*** Data shown

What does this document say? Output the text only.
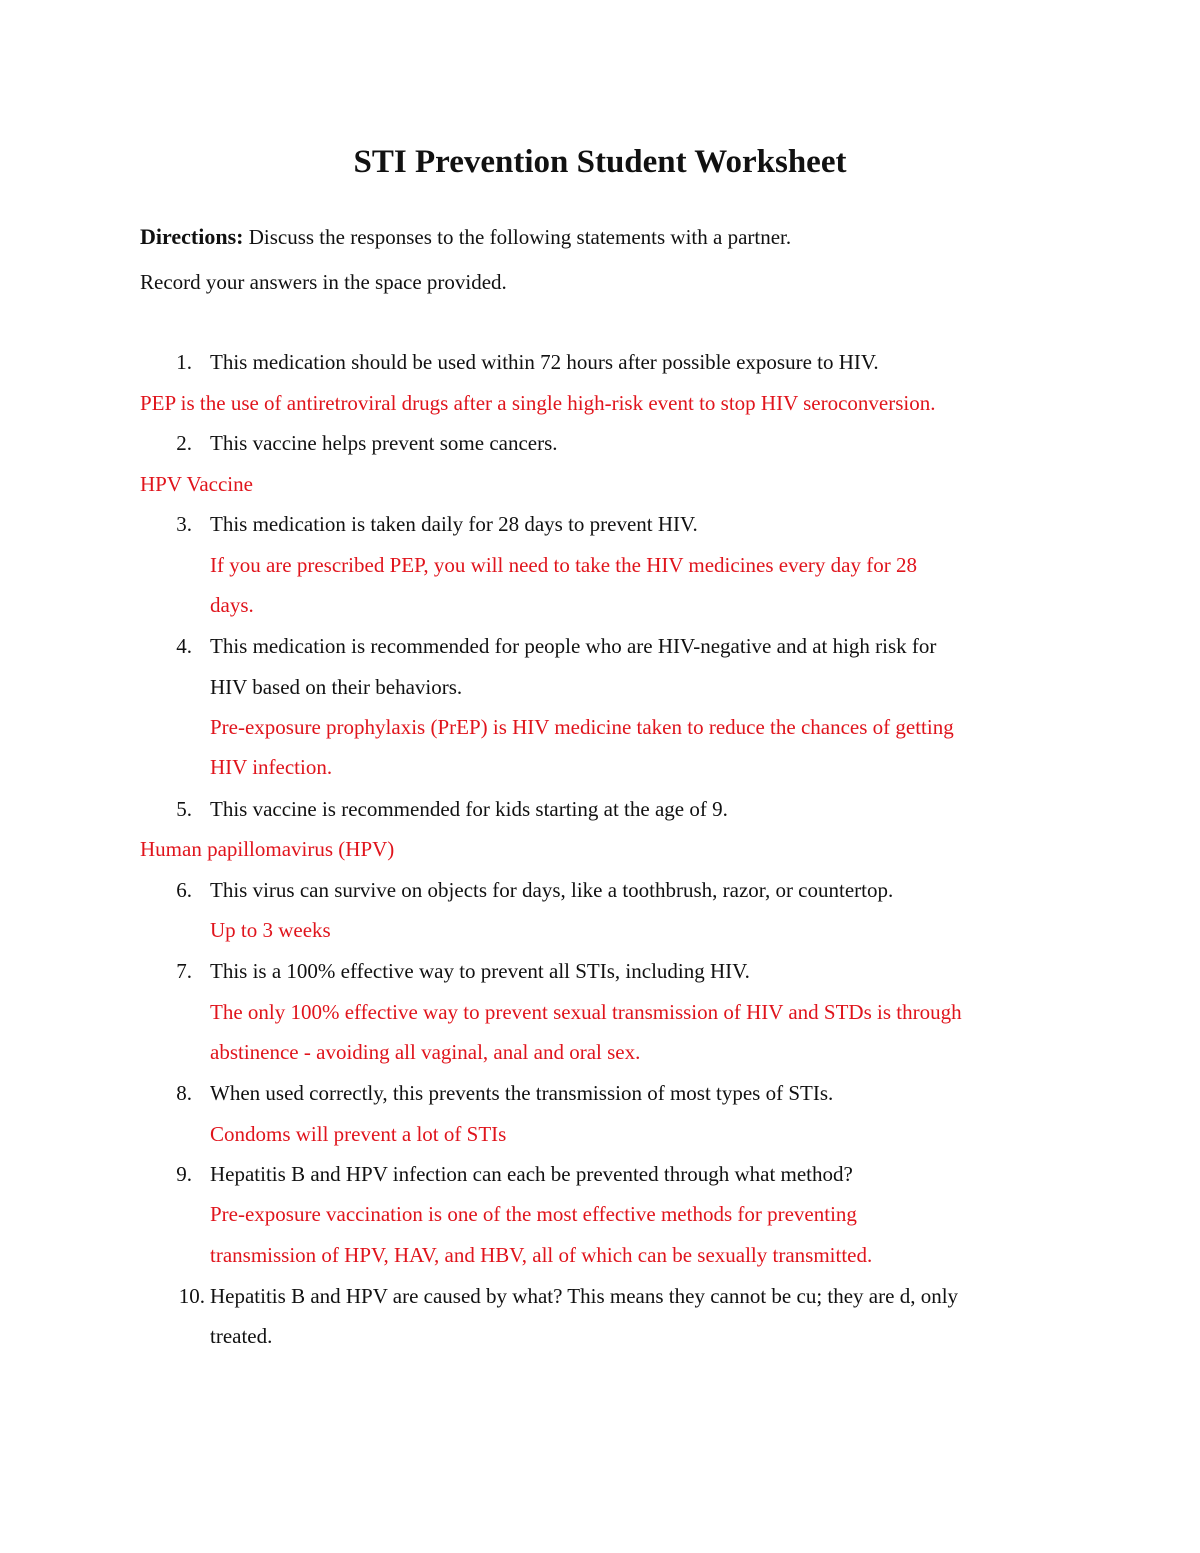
STI Prevention Student Worksheet
Directions: Discuss the responses to the following statements with a partner.
Record your answers in the space provided.
1. This medication should be used within 72 hours after possible exposure to HIV.
PEP is the use of antiretroviral drugs after a single high-risk event to stop HIV seroconversion.
2. This vaccine helps prevent some cancers.
HPV Vaccine
3. This medication is taken daily for 28 days to prevent HIV.
If you are prescribed PEP, you will need to take the HIV medicines every day for 28
days.
4. This medication is recommended for people who are HIV-negative and at high risk for
HIV based on their behaviors.
Pre-exposure prophylaxis (PrEP) is HIV medicine taken to reduce the chances of getting
HIV infection.
5. This vaccine is recommended for kids starting at the age of 9.
Human papillomavirus (HPV)
6. This virus can survive on objects for days, like a toothbrush, razor, or countertop.
Up to 3 weeks
7. This is a 100% effective way to prevent all STIs, including HIV.
The only 100% effective way to prevent sexual transmission of HIV and STDs is through
abstinence - avoiding all vaginal, anal and oral sex.
8. When used correctly, this prevents the transmission of most types of STIs.
Condoms will prevent a lot of STIs
9. Hepatitis B and HPV infection can each be prevented through what method?
Pre-exposure vaccination is one of the most effective methods for preventing
transmission of HPV, HAV, and HBV, all of which can be sexually transmitted.
10. Hepatitis B and HPV are caused by what? This means they cannot be cu; they are d, only
treated.
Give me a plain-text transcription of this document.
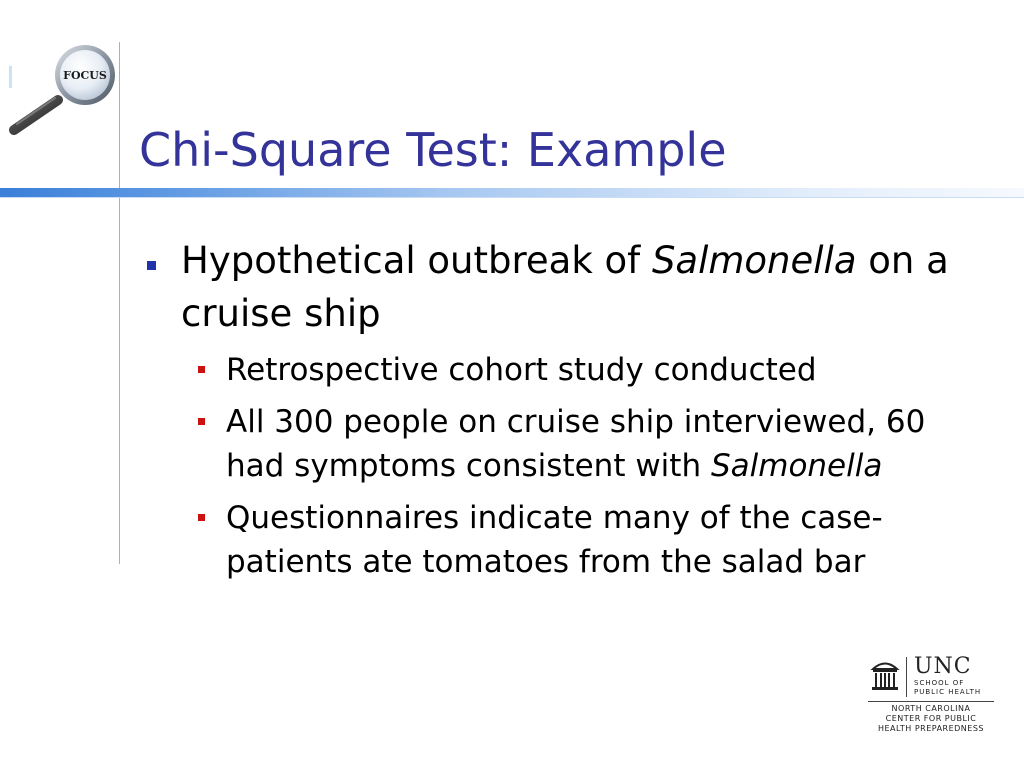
I	FOCUS
Chi-Square Test: Example
Hypothetical outbreak of Salmonella on a cruise ship
Retrospective cohort study conducted
All 300 people on cruise ship interviewed, 60 had symptoms consistent with Salmonella
Questionnaires indicate many of the case-patients ate tomatoes from the salad bar
UNC
SCHOOL OF
PUBLIC HEALTH
NORTH CAROLINA
CENTER FOR PUBLIC
HEALTH PREPAREDNESS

******

▸ Brief
Each entry should come back exactly as written, with its pictures omitted.

▸ Exercise output
What does this document say? Output the text only.
STI Prevention Student Worksheet
Directions: Discuss the responses to the following statements with a partner.
Record your answers in the space provided.
1. This medication should be used within 72 hours after possible exposure to HIV.
PEP is the use of antiretroviral drugs after a single high-risk event to stop HIV seroconversion.
2. This vaccine helps prevent some cancers.
HPV Vaccine
3. This medication is taken daily for 28 days to prevent HIV.
If you are prescribed PEP, you will need to take the HIV medicines every day for 28
days.
4. This medication is recommended for people who are HIV-negative and at high risk for
HIV based on their behaviors.
Pre-exposure prophylaxis (PrEP) is HIV medicine taken to reduce the chances of getting
HIV infection.
5. This vaccine is recommended for kids starting at the age of 9.
Human papillomavirus (HPV)
6. This virus can survive on objects for days, like a toothbrush, razor, or countertop.
Up to 3 weeks
7. This is a 100% effective way to prevent all STIs, including HIV.
The only 100% effective way to prevent sexual transmission of HIV and STDs is through
abstinence - avoiding all vaginal, anal and oral sex.
8. When used correctly, this prevents the transmission of most types of STIs.
Condoms will prevent a lot of STIs
9. Hepatitis B and HPV infection can each be prevented through what method?
Pre-exposure vaccination is one of the most effective methods for preventing
transmission of HPV, HAV, and HBV, all of which can be sexually transmitted.
10. Hepatitis B and HPV are caused by what? This means they cannot be cu; they are d, only
treated.
Give me a plain-text transcription of this document.
I	FOCUS
Chi-Square Test: Example
Hypothetical outbreak of Salmonella on a cruise ship
Retrospective cohort study conducted
All 300 people on cruise ship interviewed, 60 had symptoms consistent with Salmonella
Questionnaires indicate many of the case-patients ate tomatoes from the salad bar
UNC
SCHOOL OF
PUBLIC HEALTH
NORTH CAROLINA
CENTER FOR PUBLIC
HEALTH PREPAREDNESS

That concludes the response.